10.08.2024, 11:59

Enflasyon raporunda manşete çıkmayan iki önemli konu!

Dün açıklanan üçüncü enflasyon raporu (1), ekonomi yönetiminin önümüzdeki süreçte enflasyondaki gidişata ilişkin bakışını büyük ölçüde koruduğunu gösteriyor.

Her ne kadar Orta Doğu’da yoğunlaşan savaş, ABD’nin durgunluğa girme ihtimali gibi jeopolitik riskler ve bunların petrol ve gıda maddelerinin fiyatları üzerindeki artırıcı etkilerinden yola çıkılarak, örneğin yılsonundaki enflasyonun belli bir sayı olmaktan ziyade yüzde 34-42 arasında bir değer olabileceği Merkez Bankası Başkanı Karahan tarafından belirtilmiş olsa da, metinde daha önceki enflasyon raporunda açıklanmış olan, enflasyonun bu yıl yüzde 38’e, 2025’te yüzde 14’e ve 2026’da yüzde 9’a indirileceği yönündeki öngörü aynen korunuyor.

Raporda Ağustos ve Eylül oranları yüzde 2,5 ve son çeyrekteki aylık enflasyon oranı da (yüzde 1,5’in biraz altı) olarak hedefleniyor. Bu haliyle bile yüzde 40’ın üzerinde bir yılsonu enflasyonu olacağı bir yana, enflasyonda böyle bir indirimin nasıl sağlanabileceğine ilişkin bir ikna edici açıklama ya da bilgi raporda yok.

Belli ki yine beklentileri yönetmeye dönük bir açıklama söz konusu. Daha da önemlisi 2025 ve 2026 yıllarındaki enflasyonun sırasıyla yüzde 14 ve yüzde 9 olarak belirlenmesi, asgari ücrete, memur ve emekli maaşlarına daha düşük zam yapılacağını gösteriyor. Çünkü bundan böyle ücret zamları beklenen enflasyona göre yapılacak.

Reel işçi ücreti artışı işgücü verimlilik artışının altında kaldı

Oysa aynı raporun 25.sayfasında yer alan bir grafik reel işçi ücretlerinin 2021 yılından bu yana nasıl verimlilik artışlarının gerisinde kaldığını gösteriyor. Yani bırakın ekonomik büyümeden alınacak refah payını, eğer işgücü verimliliğindeki artış kadar ücretlere zam yapılsaydı, bugün işçiler çok daha fazla ücret alacaklardı. Bu sonuç raporun kendi verisinden çıkıyor.

Yani kârlar artıyor. Ancak enflasyonla mücadele faturasını emekçiye kesen iktidar asgari ücret artışına ve emekli ücretlerinin yükseltilmesine karşı çıkıyor.

Toplanan veriler.
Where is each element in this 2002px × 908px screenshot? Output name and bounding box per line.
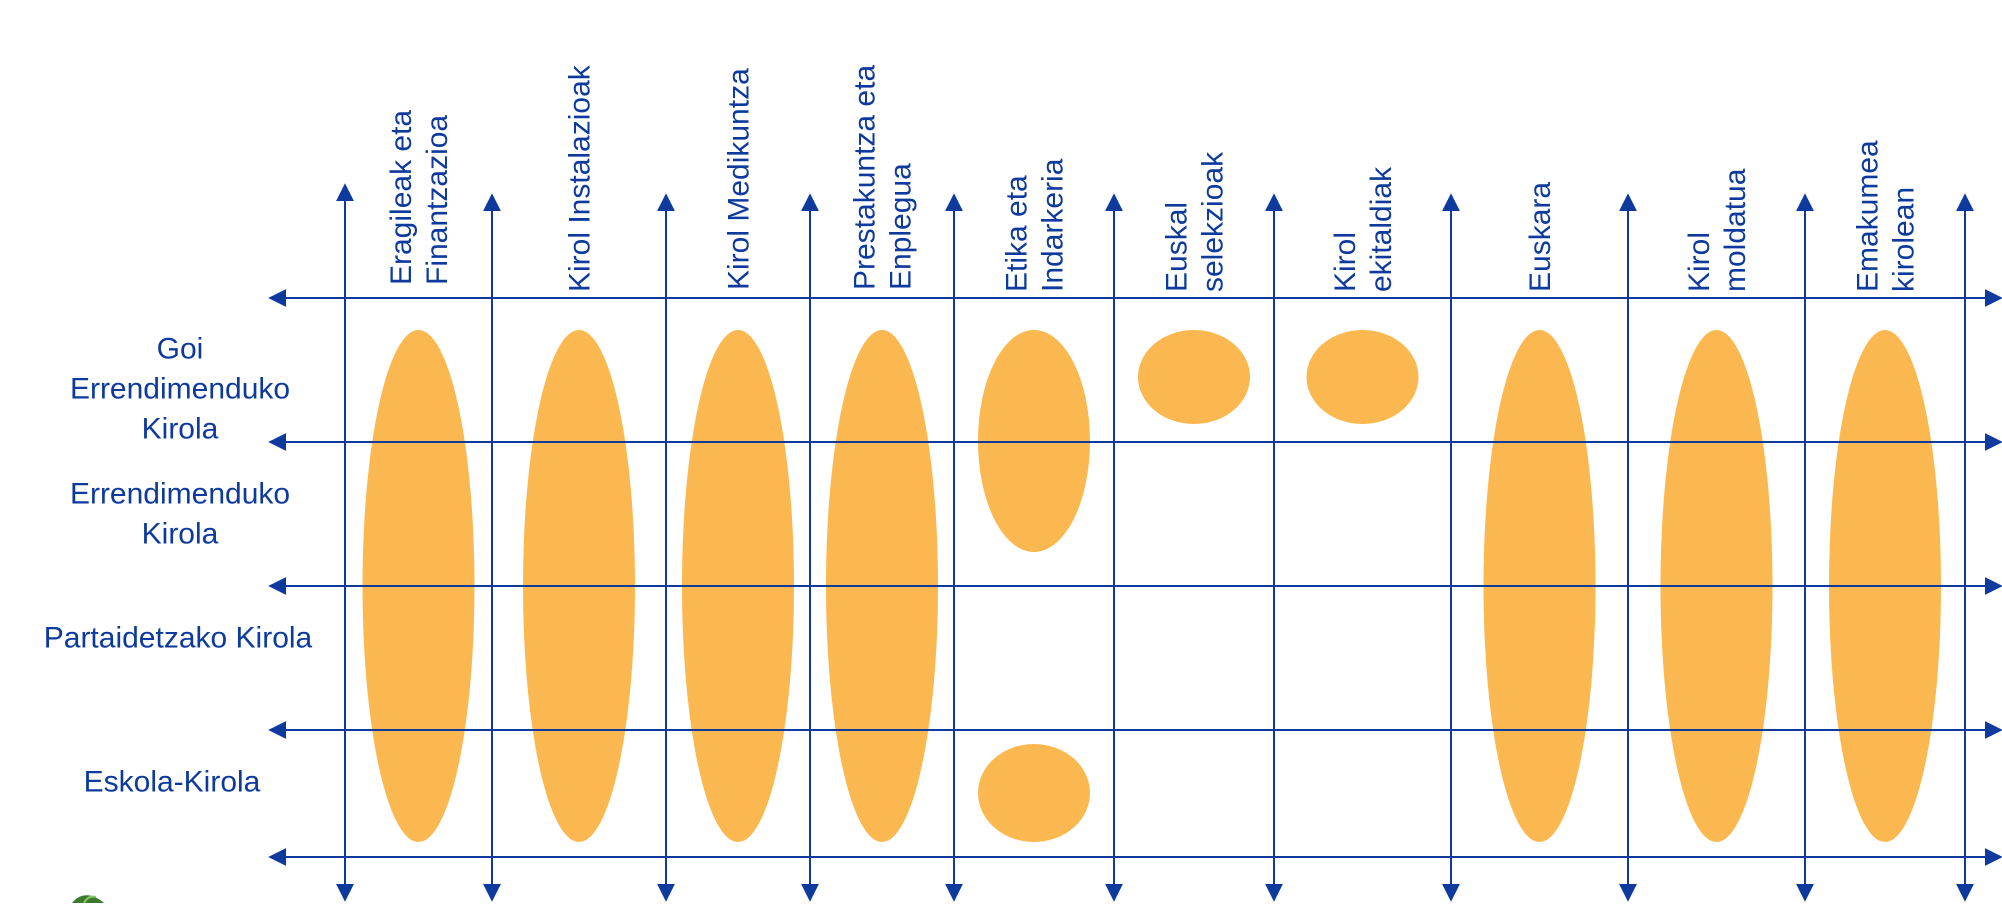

Verilen görev A.
Enflasyon raporu yazısına göre aşağıdaki soruları yanıtlayın.
(i) Merkez Bankası Başkanı Karahan'a göre yılsonu enflasyonu hangi aralıkta olabilir?
(ii) Raporda Ağustos ve Eylül ayları için hangi aylık enflasyon oranı hedefleniyor?
(iii) Reel işçi ücretlerinin verimlilik artışlarının gerisinde kaldığını gösteren grafik raporun kaçıncı sayfasında yer alıyor?
Verilen görev B.
Enflasyon raporu yazısında "Yani kârlar artıyor." ile "yükseltilmesine karşı çıkıyor." arasındaki bölümü, bu ifadeler de dahil olmak üzere, harfi harfine yazıya geçirin.

Tam çıktı A.
(i) Yüzde 34-42 arasında.
(ii) Yüzde 2,5.
(iii) 25. sayfasında.

Tam çıktı B.
Yani kârlar artıyor. Ancak enflasyonla mücadele faturasını emekçiye kesen iktidar asgari ücret artışına ve emekli ücretlerinin yükseltilmesine karşı çıkıyor.